■ **Task goal**
Extract and list every line that contains the word "xlabel".

■ **Dataset**
** begin **

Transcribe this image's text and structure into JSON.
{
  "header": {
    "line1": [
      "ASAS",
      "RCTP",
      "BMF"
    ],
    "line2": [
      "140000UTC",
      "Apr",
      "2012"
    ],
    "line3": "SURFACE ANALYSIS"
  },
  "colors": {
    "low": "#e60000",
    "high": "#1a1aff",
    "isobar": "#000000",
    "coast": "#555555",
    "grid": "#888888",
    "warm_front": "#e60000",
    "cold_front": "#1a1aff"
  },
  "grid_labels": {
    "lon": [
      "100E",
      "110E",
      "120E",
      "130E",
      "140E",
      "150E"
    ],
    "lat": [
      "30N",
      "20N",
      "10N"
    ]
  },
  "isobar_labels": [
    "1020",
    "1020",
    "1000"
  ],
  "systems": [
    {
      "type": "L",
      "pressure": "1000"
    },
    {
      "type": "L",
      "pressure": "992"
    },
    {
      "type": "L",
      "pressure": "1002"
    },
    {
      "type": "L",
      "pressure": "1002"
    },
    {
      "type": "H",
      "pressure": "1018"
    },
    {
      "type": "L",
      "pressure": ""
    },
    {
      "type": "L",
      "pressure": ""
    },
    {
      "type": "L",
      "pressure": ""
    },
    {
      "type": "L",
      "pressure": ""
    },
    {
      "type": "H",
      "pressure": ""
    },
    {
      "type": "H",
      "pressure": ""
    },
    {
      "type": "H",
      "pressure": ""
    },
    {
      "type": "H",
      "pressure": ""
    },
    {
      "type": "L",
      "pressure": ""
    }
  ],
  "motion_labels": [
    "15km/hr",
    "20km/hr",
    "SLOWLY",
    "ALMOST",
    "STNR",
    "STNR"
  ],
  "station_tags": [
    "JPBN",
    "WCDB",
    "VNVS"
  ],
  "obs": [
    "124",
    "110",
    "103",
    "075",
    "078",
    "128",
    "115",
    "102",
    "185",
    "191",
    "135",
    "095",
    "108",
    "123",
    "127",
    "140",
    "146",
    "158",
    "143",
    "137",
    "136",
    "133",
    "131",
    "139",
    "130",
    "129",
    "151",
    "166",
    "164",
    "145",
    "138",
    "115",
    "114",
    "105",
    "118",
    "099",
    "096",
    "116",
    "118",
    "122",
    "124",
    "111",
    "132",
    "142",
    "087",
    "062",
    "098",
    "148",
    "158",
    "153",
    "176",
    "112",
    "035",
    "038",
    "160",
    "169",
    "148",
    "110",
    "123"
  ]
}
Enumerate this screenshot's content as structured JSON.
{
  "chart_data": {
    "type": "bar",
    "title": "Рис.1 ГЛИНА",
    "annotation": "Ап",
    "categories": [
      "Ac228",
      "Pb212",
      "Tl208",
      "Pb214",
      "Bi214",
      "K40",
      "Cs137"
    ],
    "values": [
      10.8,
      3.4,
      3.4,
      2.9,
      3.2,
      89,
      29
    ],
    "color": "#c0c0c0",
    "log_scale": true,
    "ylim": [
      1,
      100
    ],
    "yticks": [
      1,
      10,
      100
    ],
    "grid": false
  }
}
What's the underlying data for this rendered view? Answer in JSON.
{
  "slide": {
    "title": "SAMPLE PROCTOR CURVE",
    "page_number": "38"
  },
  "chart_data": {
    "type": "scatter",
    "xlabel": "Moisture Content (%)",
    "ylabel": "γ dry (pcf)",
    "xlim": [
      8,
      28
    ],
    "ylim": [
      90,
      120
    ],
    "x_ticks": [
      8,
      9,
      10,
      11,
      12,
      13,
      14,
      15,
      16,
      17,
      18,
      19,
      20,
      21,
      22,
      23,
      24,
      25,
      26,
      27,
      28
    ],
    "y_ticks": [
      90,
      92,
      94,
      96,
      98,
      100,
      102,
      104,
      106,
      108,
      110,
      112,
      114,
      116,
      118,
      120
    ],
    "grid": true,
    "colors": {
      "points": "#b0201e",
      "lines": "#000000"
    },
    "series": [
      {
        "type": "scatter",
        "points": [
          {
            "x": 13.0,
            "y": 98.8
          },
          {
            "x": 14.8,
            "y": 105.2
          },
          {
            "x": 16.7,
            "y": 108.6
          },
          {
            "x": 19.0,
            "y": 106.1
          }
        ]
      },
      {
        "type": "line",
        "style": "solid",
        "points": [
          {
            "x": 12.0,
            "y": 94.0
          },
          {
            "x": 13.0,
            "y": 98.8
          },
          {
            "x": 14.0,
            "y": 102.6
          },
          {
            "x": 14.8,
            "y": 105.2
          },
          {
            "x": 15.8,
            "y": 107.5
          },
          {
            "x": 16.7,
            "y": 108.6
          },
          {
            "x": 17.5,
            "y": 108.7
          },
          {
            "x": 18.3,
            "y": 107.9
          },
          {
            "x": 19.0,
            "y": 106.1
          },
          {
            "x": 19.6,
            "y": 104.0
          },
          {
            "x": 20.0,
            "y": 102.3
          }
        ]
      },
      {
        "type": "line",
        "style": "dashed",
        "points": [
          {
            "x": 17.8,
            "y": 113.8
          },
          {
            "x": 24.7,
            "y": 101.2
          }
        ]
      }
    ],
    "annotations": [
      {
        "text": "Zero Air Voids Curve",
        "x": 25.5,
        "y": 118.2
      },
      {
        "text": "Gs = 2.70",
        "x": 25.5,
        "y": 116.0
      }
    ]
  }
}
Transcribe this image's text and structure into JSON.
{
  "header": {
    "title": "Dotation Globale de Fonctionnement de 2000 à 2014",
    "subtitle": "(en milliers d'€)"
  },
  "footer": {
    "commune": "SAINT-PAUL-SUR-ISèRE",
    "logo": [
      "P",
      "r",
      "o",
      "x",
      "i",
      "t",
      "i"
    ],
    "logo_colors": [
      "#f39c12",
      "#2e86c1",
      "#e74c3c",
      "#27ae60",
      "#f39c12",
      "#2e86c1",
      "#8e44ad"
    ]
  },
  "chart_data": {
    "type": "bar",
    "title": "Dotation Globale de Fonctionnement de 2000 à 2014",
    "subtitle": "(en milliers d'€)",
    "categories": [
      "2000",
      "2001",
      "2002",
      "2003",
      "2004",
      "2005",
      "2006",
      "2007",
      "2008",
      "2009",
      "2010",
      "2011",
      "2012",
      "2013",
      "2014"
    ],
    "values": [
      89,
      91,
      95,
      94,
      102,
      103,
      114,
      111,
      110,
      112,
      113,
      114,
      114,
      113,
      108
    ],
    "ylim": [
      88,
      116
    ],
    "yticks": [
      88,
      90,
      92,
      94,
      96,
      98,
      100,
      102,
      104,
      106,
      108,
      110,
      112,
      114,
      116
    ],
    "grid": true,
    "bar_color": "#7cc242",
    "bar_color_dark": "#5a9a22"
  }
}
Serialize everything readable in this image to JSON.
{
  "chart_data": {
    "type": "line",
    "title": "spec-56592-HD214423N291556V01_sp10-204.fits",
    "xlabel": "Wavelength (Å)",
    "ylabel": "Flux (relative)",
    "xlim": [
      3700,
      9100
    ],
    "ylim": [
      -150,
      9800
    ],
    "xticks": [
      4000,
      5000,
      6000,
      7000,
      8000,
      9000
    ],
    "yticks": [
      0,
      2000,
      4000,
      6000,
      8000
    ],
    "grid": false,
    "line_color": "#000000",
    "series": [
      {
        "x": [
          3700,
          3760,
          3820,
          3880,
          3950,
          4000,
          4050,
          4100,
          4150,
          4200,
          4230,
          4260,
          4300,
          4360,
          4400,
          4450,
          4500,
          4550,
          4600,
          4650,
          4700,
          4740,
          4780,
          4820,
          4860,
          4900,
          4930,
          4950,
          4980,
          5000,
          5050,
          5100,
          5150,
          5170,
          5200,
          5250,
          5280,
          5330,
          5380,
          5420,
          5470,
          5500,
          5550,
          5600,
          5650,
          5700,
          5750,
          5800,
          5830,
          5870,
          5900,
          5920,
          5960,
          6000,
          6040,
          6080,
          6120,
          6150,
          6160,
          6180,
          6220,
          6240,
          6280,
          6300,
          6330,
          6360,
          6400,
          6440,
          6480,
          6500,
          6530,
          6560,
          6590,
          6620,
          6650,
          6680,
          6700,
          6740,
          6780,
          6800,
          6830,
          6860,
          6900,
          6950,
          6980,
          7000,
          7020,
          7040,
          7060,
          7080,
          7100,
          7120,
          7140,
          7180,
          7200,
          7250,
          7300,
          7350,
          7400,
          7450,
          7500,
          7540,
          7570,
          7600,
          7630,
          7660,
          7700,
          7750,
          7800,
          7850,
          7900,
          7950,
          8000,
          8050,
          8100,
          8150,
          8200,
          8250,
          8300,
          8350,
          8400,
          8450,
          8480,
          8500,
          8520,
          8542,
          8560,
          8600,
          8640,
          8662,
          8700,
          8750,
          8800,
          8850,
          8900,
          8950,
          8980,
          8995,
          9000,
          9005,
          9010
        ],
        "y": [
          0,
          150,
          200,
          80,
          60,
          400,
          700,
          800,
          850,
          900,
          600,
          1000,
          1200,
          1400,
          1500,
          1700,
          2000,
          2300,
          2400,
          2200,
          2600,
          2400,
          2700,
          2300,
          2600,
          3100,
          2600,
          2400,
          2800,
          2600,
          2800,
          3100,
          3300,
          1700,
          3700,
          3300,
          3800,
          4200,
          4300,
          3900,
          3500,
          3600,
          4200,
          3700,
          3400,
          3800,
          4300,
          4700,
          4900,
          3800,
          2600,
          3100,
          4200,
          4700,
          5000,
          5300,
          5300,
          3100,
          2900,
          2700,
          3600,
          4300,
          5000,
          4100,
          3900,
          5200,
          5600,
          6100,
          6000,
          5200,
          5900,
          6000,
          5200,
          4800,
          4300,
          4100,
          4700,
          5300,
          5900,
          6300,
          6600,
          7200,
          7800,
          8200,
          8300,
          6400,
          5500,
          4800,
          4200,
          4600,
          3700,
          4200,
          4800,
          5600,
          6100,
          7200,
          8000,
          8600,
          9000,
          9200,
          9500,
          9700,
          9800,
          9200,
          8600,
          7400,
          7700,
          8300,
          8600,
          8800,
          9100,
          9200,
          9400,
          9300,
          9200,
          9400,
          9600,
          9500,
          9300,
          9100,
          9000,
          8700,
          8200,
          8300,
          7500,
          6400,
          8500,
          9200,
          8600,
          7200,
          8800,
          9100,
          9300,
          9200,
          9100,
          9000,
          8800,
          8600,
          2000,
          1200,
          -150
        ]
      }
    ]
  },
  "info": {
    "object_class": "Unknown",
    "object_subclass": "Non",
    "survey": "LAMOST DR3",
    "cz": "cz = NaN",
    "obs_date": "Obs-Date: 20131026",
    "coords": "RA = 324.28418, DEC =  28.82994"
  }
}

** end **

■ **Solution to the exercise**
    "xlabel": "Moisture Content (%)",
    "xlabel": "Wavelength (Å)",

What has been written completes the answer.